> **DIRECTIONS FOR THIS TASK**: Exclude the pictures, then repeat the remaining data exactly.

Data items
════

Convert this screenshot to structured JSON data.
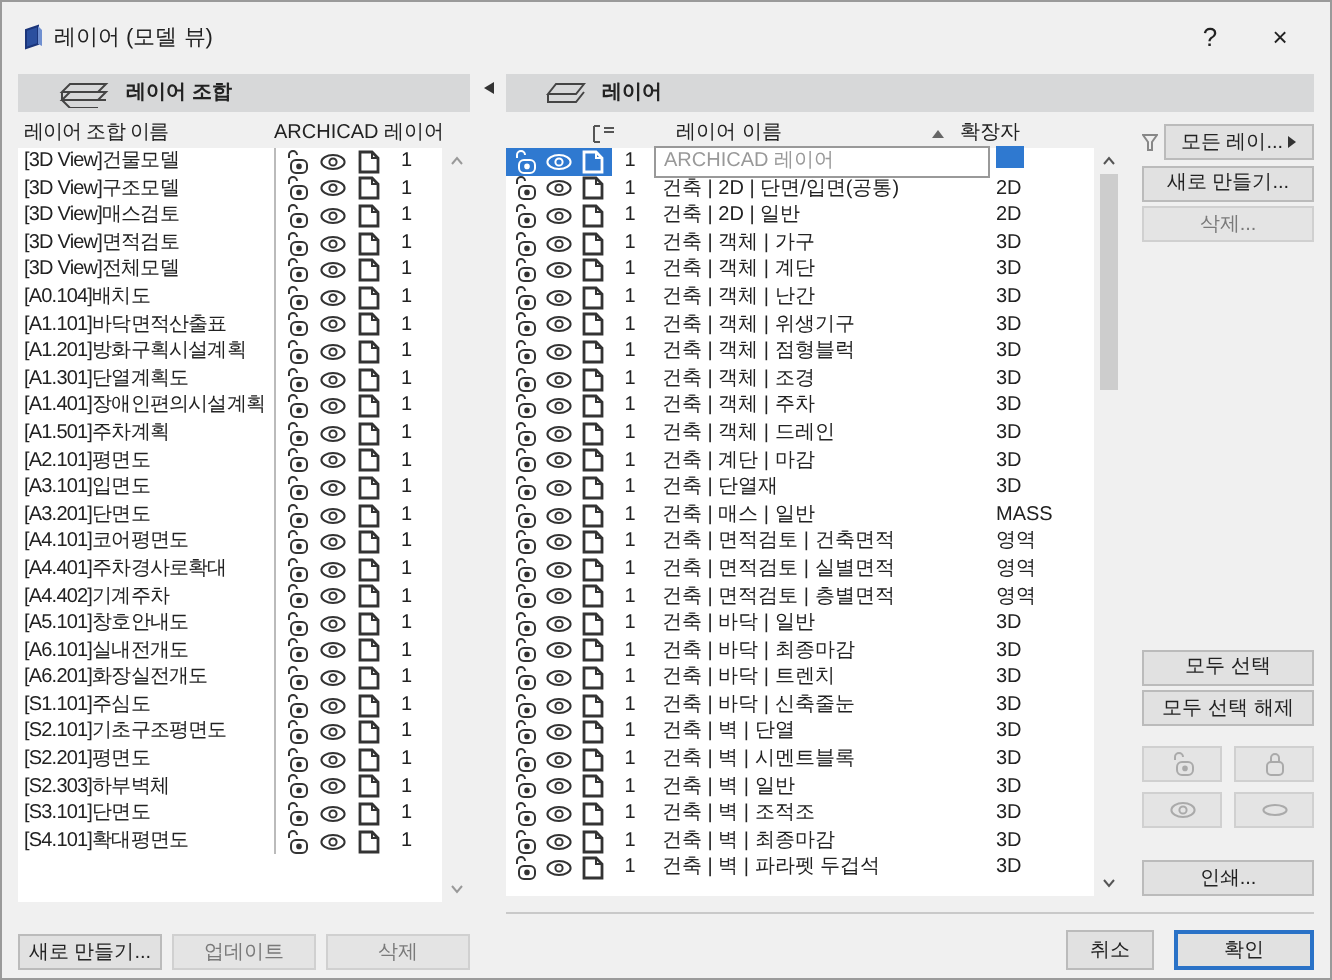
{
  "window": {
    "title": "레이어 (모델 뷰)",
    "help": "?",
    "close": "×"
  },
  "combinations": {
    "title": "레이어 조합",
    "columns": [
      "레이어 조합 이름",
      "ARCHICAD 레이어"
    ],
    "rows": [
      {
        "name": "[3D View]건물모델",
        "count": "1"
      },
      {
        "name": "[3D View]구조모델",
        "count": "1"
      },
      {
        "name": "[3D View]매스검토",
        "count": "1"
      },
      {
        "name": "[3D View]면적검토",
        "count": "1"
      },
      {
        "name": "[3D View]전체모델",
        "count": "1"
      },
      {
        "name": "[A0.104]배치도",
        "count": "1"
      },
      {
        "name": "[A1.101]바닥면적산출표",
        "count": "1"
      },
      {
        "name": "[A1.201]방화구획시설계획",
        "count": "1"
      },
      {
        "name": "[A1.301]단열계획도",
        "count": "1"
      },
      {
        "name": "[A1.401]장애인편의시설계획",
        "count": "1"
      },
      {
        "name": "[A1.501]주차계획",
        "count": "1"
      },
      {
        "name": "[A2.101]평면도",
        "count": "1"
      },
      {
        "name": "[A3.101]입면도",
        "count": "1"
      },
      {
        "name": "[A3.201]단면도",
        "count": "1"
      },
      {
        "name": "[A4.101]코어평면도",
        "count": "1"
      },
      {
        "name": "[A4.401]주차경사로확대",
        "count": "1"
      },
      {
        "name": "[A4.402]기계주차",
        "count": "1"
      },
      {
        "name": "[A5.101]창호안내도",
        "count": "1"
      },
      {
        "name": "[A6.101]실내전개도",
        "count": "1"
      },
      {
        "name": "[A6.201]화장실전개도",
        "count": "1"
      },
      {
        "name": "[S1.101]주심도",
        "count": "1"
      },
      {
        "name": "[S2.101]기초구조평면도",
        "count": "1"
      },
      {
        "name": "[S2.201]평면도",
        "count": "1"
      },
      {
        "name": "[S2.303]하부벽체",
        "count": "1"
      },
      {
        "name": "[S3.101]단면도",
        "count": "1"
      },
      {
        "name": "[S4.101]확대평면도",
        "count": "1"
      }
    ],
    "buttons": [
      {
        "label": "새로 만들기...",
        "disabled": false
      },
      {
        "label": "업데이트",
        "disabled": true
      },
      {
        "label": "삭제",
        "disabled": true
      }
    ]
  },
  "layers": {
    "title": "레이어",
    "columns": [
      "레이어 이름",
      "확장자"
    ],
    "rows": [
      {
        "number": "1",
        "name": "ARCHICAD 레이어",
        "selected": true
      },
      {
        "number": "1",
        "name": "건축 | 2D | 단면/입면(공통)",
        "extension": "2D",
        "selected": false
      },
      {
        "number": "1",
        "name": "건축 | 2D | 일반",
        "extension": "2D",
        "selected": false
      },
      {
        "number": "1",
        "name": "건축 | 객체 | 가구",
        "extension": "3D",
        "selected": false
      },
      {
        "number": "1",
        "name": "건축 | 객체 | 계단",
        "extension": "3D",
        "selected": false
      },
      {
        "number": "1",
        "name": "건축 | 객체 | 난간",
        "extension": "3D",
        "selected": false
      },
      {
        "number": "1",
        "name": "건축 | 객체 | 위생기구",
        "extension": "3D",
        "selected": false
      },
      {
        "number": "1",
        "name": "건축 | 객체 | 점형블럭",
        "extension": "3D",
        "selected": false
      },
      {
        "number": "1",
        "name": "건축 | 객체 | 조경",
        "extension": "3D",
        "selected": false
      },
      {
        "number": "1",
        "name": "건축 | 객체 | 주차",
        "extension": "3D",
        "selected": false
      },
      {
        "number": "1",
        "name": "건축 | 객체 | 드레인",
        "extension": "3D",
        "selected": false
      },
      {
        "number": "1",
        "name": "건축 | 계단 | 마감",
        "extension": "3D",
        "selected": false
      },
      {
        "number": "1",
        "name": "건축 | 단열재",
        "extension": "3D",
        "selected": false
      },
      {
        "number": "1",
        "name": "건축 | 매스 | 일반",
        "extension": "MASS",
        "selected": false
      },
      {
        "number": "1",
        "name": "건축 | 면적검토 | 건축면적",
        "extension": "영역",
        "selected": false
      },
      {
        "number": "1",
        "name": "건축 | 면적검토 | 실별면적",
        "extension": "영역",
        "selected": false
      },
      {
        "number": "1",
        "name": "건축 | 면적검토 | 층별면적",
        "extension": "영역",
        "selected": false
      },
      {
        "number": "1",
        "name": "건축 | 바닥 | 일반",
        "extension": "3D",
        "selected": false
      },
      {
        "number": "1",
        "name": "건축 | 바닥 | 최종마감",
        "extension": "3D",
        "selected": false
      },
      {
        "number": "1",
        "name": "건축 | 바닥 | 트렌치",
        "extension": "3D",
        "selected": false
      },
      {
        "number": "1",
        "name": "건축 | 바닥 | 신축줄눈",
        "extension": "3D",
        "selected": false
      },
      {
        "number": "1",
        "name": "건축 | 벽 | 단열",
        "extension": "3D",
        "selected": false
      },
      {
        "number": "1",
        "name": "건축 | 벽 | 시멘트블록",
        "extension": "3D",
        "selected": false
      },
      {
        "number": "1",
        "name": "건축 | 벽 | 일반",
        "extension": "3D",
        "selected": false
      },
      {
        "number": "1",
        "name": "건축 | 벽 | 조적조",
        "extension": "3D",
        "selected": false
      },
      {
        "number": "1",
        "name": "건축 | 벽 | 최종마감",
        "extension": "3D",
        "selected": false
      },
      {
        "number": "1",
        "name": "건축 | 벽 | 파라펫 두겁석",
        "extension": "3D",
        "selected": false
      }
    ]
  },
  "side": {
    "filter": "모든 레이...",
    "buttons": [
      {
        "label": "새로 만들기...",
        "disabled": false
      },
      {
        "label": "삭제...",
        "disabled": true
      }
    ],
    "select_buttons": [
      {
        "label": "모두 선택",
        "disabled": false
      },
      {
        "label": "모두 선택 해제",
        "disabled": false
      }
    ],
    "icon_buttons": [
      {
        "kind": "unlock",
        "disabled": true
      },
      {
        "kind": "lock",
        "disabled": true
      },
      {
        "kind": "show",
        "disabled": true
      },
      {
        "kind": "hide",
        "disabled": true
      }
    ],
    "print": {
      "label": "인쇄...",
      "disabled": false
    }
  },
  "footer": [
    {
      "label": "취소",
      "default": false
    },
    {
      "label": "확인",
      "default": true
    }
  ]
}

════

> **EXERCISE RESULT**:
Convert this screenshot to structured JSON data.
{
  "window": {
    "title": "레이어 (모델 뷰)",
    "help": "?",
    "close": "×"
  },
  "combinations": {
    "title": "레이어 조합",
    "columns": [
      "레이어 조합 이름",
      "ARCHICAD 레이어"
    ],
    "rows": [
      {
        "name": "[3D View]건물모델",
        "count": "1"
      },
      {
        "name": "[3D View]구조모델",
        "count": "1"
      },
      {
        "name": "[3D View]매스검토",
        "count": "1"
      },
      {
        "name": "[3D View]면적검토",
        "count": "1"
      },
      {
        "name": "[3D View]전체모델",
        "count": "1"
      },
      {
        "name": "[A0.104]배치도",
        "count": "1"
      },
      {
        "name": "[A1.101]바닥면적산출표",
        "count": "1"
      },
      {
        "name": "[A1.201]방화구획시설계획",
        "count": "1"
      },
      {
        "name": "[A1.301]단열계획도",
        "count": "1"
      },
      {
        "name": "[A1.401]장애인편의시설계획",
        "count": "1"
      },
      {
        "name": "[A1.501]주차계획",
        "count": "1"
      },
      {
        "name": "[A2.101]평면도",
        "count": "1"
      },
      {
        "name": "[A3.101]입면도",
        "count": "1"
      },
      {
        "name": "[A3.201]단면도",
        "count": "1"
      },
      {
        "name": "[A4.101]코어평면도",
        "count": "1"
      },
      {
        "name": "[A4.401]주차경사로확대",
        "count": "1"
      },
      {
        "name": "[A4.402]기계주차",
        "count": "1"
      },
      {
        "name": "[A5.101]창호안내도",
        "count": "1"
      },
      {
        "name": "[A6.101]실내전개도",
        "count": "1"
      },
      {
        "name": "[A6.201]화장실전개도",
        "count": "1"
      },
      {
        "name": "[S1.101]주심도",
        "count": "1"
      },
      {
        "name": "[S2.101]기초구조평면도",
        "count": "1"
      },
      {
        "name": "[S2.201]평면도",
        "count": "1"
      },
      {
        "name": "[S2.303]하부벽체",
        "count": "1"
      },
      {
        "name": "[S3.101]단면도",
        "count": "1"
      },
      {
        "name": "[S4.101]확대평면도",
        "count": "1"
      }
    ],
    "buttons": [
      {
        "label": "새로 만들기...",
        "disabled": false
      },
      {
        "label": "업데이트",
        "disabled": true
      },
      {
        "label": "삭제",
        "disabled": true
      }
    ]
  },
  "layers": {
    "title": "레이어",
    "columns": [
      "레이어 이름",
      "확장자"
    ],
    "rows": [
      {
        "number": "1",
        "name": "ARCHICAD 레이어",
        "selected": true
      },
      {
        "number": "1",
        "name": "건축 | 2D | 단면/입면(공통)",
        "extension": "2D",
        "selected": false
      },
      {
        "number": "1",
        "name": "건축 | 2D | 일반",
        "extension": "2D",
        "selected": false
      },
      {
        "number": "1",
        "name": "건축 | 객체 | 가구",
        "extension": "3D",
        "selected": false
      },
      {
        "number": "1",
        "name": "건축 | 객체 | 계단",
        "extension": "3D",
        "selected": false
      },
      {
        "number": "1",
        "name": "건축 | 객체 | 난간",
        "extension": "3D",
        "selected": false
      },
      {
        "number": "1",
        "name": "건축 | 객체 | 위생기구",
        "extension": "3D",
        "selected": false
      },
      {
        "number": "1",
        "name": "건축 | 객체 | 점형블럭",
        "extension": "3D",
        "selected": false
      },
      {
        "number": "1",
        "name": "건축 | 객체 | 조경",
        "extension": "3D",
        "selected": false
      },
      {
        "number": "1",
        "name": "건축 | 객체 | 주차",
        "extension": "3D",
        "selected": false
      },
      {
        "number": "1",
        "name": "건축 | 객체 | 드레인",
        "extension": "3D",
        "selected": false
      },
      {
        "number": "1",
        "name": "건축 | 계단 | 마감",
        "extension": "3D",
        "selected": false
      },
      {
        "number": "1",
        "name": "건축 | 단열재",
        "extension": "3D",
        "selected": false
      },
      {
        "number": "1",
        "name": "건축 | 매스 | 일반",
        "extension": "MASS",
        "selected": false
      },
      {
        "number": "1",
        "name": "건축 | 면적검토 | 건축면적",
        "extension": "영역",
        "selected": false
      },
      {
        "number": "1",
        "name": "건축 | 면적검토 | 실별면적",
        "extension": "영역",
        "selected": false
      },
      {
        "number": "1",
        "name": "건축 | 면적검토 | 층별면적",
        "extension": "영역",
        "selected": false
      },
      {
        "number": "1",
        "name": "건축 | 바닥 | 일반",
        "extension": "3D",
        "selected": false
      },
      {
        "number": "1",
        "name": "건축 | 바닥 | 최종마감",
        "extension": "3D",
        "selected": false
      },
      {
        "number": "1",
        "name": "건축 | 바닥 | 트렌치",
        "extension": "3D",
        "selected": false
      },
      {
        "number": "1",
        "name": "건축 | 바닥 | 신축줄눈",
        "extension": "3D",
        "selected": false
      },
      {
        "number": "1",
        "name": "건축 | 벽 | 단열",
        "extension": "3D",
        "selected": false
      },
      {
        "number": "1",
        "name": "건축 | 벽 | 시멘트블록",
        "extension": "3D",
        "selected": false
      },
      {
        "number": "1",
        "name": "건축 | 벽 | 일반",
        "extension": "3D",
        "selected": false
      },
      {
        "number": "1",
        "name": "건축 | 벽 | 조적조",
        "extension": "3D",
        "selected": false
      },
      {
        "number": "1",
        "name": "건축 | 벽 | 최종마감",
        "extension": "3D",
        "selected": false
      },
      {
        "number": "1",
        "name": "건축 | 벽 | 파라펫 두겁석",
        "extension": "3D",
        "selected": false
      }
    ]
  },
  "side": {
    "filter": "모든 레이...",
    "buttons": [
      {
        "label": "새로 만들기...",
        "disabled": false
      },
      {
        "label": "삭제...",
        "disabled": true
      }
    ],
    "select_buttons": [
      {
        "label": "모두 선택",
        "disabled": false
      },
      {
        "label": "모두 선택 해제",
        "disabled": false
      }
    ],
    "icon_buttons": [
      {
        "kind": "unlock",
        "disabled": true
      },
      {
        "kind": "lock",
        "disabled": true
      },
      {
        "kind": "show",
        "disabled": true
      },
      {
        "kind": "hide",
        "disabled": true
      }
    ],
    "print": {
      "label": "인쇄...",
      "disabled": false
    }
  },
  "footer": [
    {
      "label": "취소",
      "default": false
    },
    {
      "label": "확인",
      "default": true
    }
  ]
}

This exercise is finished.